Task instructions |
Read through the entries below and return each line with the word "than".

-------

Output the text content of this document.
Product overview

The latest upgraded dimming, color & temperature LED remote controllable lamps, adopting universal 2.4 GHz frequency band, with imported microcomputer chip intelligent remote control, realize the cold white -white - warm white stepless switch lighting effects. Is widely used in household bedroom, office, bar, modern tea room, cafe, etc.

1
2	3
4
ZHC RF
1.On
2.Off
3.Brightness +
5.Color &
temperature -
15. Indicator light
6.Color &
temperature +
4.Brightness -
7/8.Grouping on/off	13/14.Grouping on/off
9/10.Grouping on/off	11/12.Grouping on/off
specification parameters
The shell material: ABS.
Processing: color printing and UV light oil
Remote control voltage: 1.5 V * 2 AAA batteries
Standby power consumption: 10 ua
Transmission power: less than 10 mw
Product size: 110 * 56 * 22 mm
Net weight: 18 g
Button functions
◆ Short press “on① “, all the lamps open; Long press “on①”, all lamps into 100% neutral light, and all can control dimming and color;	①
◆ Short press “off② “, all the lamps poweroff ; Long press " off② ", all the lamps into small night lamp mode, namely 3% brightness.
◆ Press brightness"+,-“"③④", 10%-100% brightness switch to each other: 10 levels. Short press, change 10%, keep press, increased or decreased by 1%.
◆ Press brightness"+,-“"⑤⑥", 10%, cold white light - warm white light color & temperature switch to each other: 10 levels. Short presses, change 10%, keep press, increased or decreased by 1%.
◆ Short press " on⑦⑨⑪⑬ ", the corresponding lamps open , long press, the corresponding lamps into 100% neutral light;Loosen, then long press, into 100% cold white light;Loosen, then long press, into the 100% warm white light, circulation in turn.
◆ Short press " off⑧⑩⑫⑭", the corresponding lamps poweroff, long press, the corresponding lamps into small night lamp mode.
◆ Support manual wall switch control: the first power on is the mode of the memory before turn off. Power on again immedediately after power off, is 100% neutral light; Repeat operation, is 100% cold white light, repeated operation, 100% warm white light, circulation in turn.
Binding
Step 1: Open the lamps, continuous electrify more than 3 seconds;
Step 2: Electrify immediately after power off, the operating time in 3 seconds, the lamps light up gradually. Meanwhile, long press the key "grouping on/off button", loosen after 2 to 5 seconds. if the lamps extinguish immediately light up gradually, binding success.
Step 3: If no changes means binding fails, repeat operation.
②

-------

Answer to this problem |
Transmission power: less than 10 mw
Step 1: Open the lamps, continuous electrify more than 3 seconds;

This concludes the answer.